> _OBJECTIVE_:
Lines that contain the string "四议两公开" are to be copied; leave out all others.

──────── INPUT DATA ────────

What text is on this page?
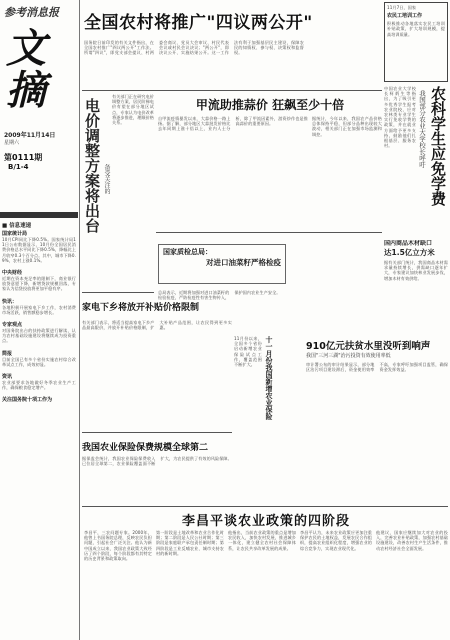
参考消息报
文摘
2009年11月14日
星期六
第0111期
B/1-4
■ 信息速递
国家统计局
10月CPI同比下降0.5%。国家统计局11日公布数据显示，10月份全国居民消费价格总水平同比下降0.5%，降幅比上月收窄0.3个百分点。其中，城市下降0.9%，农村上涨0.1%。
中央财经
近期在资本充足率的限制下，商业银行放贷意愿下降，新增贷款规模回落，专家认为信贷投放将更加平稳有序。
快讯：
各地积极开展家电下乡工作，农村消费市场活跃，销售额稳步增长。
专家观点
对国务院出台的扶持政策进行解读，认为农村基础设施建设将继续成为投资重点。
简报
目前全国已有多个省份实施农村综合改革试点工作，成效初显。
资讯
农业部要求各地做好冬季农业生产工作，确保粮食稳定增产。
关注国务院十项工作为
全国农村将推广"四议两公开"
国务院日前印发的有关文件指出，在全国农村推广"四议两公开"工作法。所谓"四议"，即党支部会提议、村两委会商议、党员大会审议、村民代表会议或村民会议决议；"两公开"，即决议公开、实施结果公开。这一工作法有利于加强基层民主建设，保障农民的知情权、参与权、决策权和监督权。
11月7日，国家
农民工培训工作
积极推动各地落实农民工培训补贴政策，扩大培训规模，提高培训质量。
农科学生应免学费
我国部分农业大学校长呼吁
中国农业大学校长柯炳生等指出，为了吸引更多优秀学生报考农业院校，应对农林类专业学生实行免收学费的政策，并在就业方面给予更多支持，鼓励他们扎根基层、服务农村。
电价调整方案将出台 备受关注的
有关部门正在研究电价调整方案，居民阶梯电价有望在部分地区试点，专家认为电价改革将逐步推进，理顺价格关系。
甲流助推蒜价 狂飙至少十倍
自甲流疫情暴发以来，大蒜价格一路上扬。据了解，部分地区大蒜批发价格比去年同期上涨十倍以上，业内人士分析，除了甲流因素外，游资炒作也是推高蒜价的重要原因。
据统计，今年以来，我国农产品价格总体保持平稳，但部分品种出现较大波动，相关部门正在加强市场监测和调控。
国家质检总局：
对进口油菜籽严格检疫
总局表示，近期将加强对进口油菜籽的检验检疫，严防检疫性有害生物传入，保护国内农业生产安全。
国内商品木材缺口
达1.5亿立方米
据有关部门统计，我国商品木材需求量持续增长，供需缺口逐年扩大，专家建议加快林业发展步伐，增加木材有效供给。
家电下乡将放开补贴价格限制
有关部门表示，将适当提高家电下乡产品最高限价，并放开补贴价格限制，扩大补贴产品范围，让农民得到更多实惠。
十一月份我国新增农业保险
11月份以来，全国多个省份启动新增农业保险试点工作，覆盖范围不断扩大。
910亿元扶贫水里没听到响声
我国"三河三湖"治污投资有效使用率低
审计署公布的审计结果显示，部分地区治污项目建设滞后，资金使用效率不高，专家呼吁加强项目监管，确保资金发挥效益。
我国农业保险保费规模全球第二
据保监会统计，我国农业保险保费收入已位居全球第二，农业保险覆盖面不断扩大，为农民提供了有效的风险保障。
李昌平谈农业政策的四阶段
李昌平，三农问题专家。2000年，他曾上书国务院总理，反映农民负担问题，引起社会广泛关注。他认为新中国成立以来，我国农业政策大致经历了四个阶段，每个阶段都有其特定的历史背景和政策取向。
第一阶段是土地改革和农业合作化时期；第二阶段是人民公社时期；第三阶段是家庭联产承包责任制时期；第四阶段是工业反哺农业、城市支持农村的新时期。
他指出，当前农业政策的重点是增加农民收入，加快农村发展，推进城乡一体化，建立健全农村社会保障体系，让农民共享改革发展的成果。
李昌平认为，未来农业政策应更加注重保护农民的土地权益，发展农民合作组织，提高农业组织化程度，增强农业的综合竞争力，实现农业现代化。
他建议，国家应继续加大对农业的投入，完善农业补贴政策，加强农村基础设施建设，改善农村生产生活条件，推动农村经济社会全面发展。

────────

> _RESULT BELOW_:
全国农村将推广"四议两公开"
国务院日前印发的有关文件指出，在全国农村推广"四议两公开"工作法。所谓"四议"，即党支部会提议、村两委会商议、党员大会审议、村民代表会议或村民会议决议；"两公开"，即决议公开、实施结果公开。这一工作法有利于加强基层民主建设，保障农民的知情权、参与权、决策权和监督权。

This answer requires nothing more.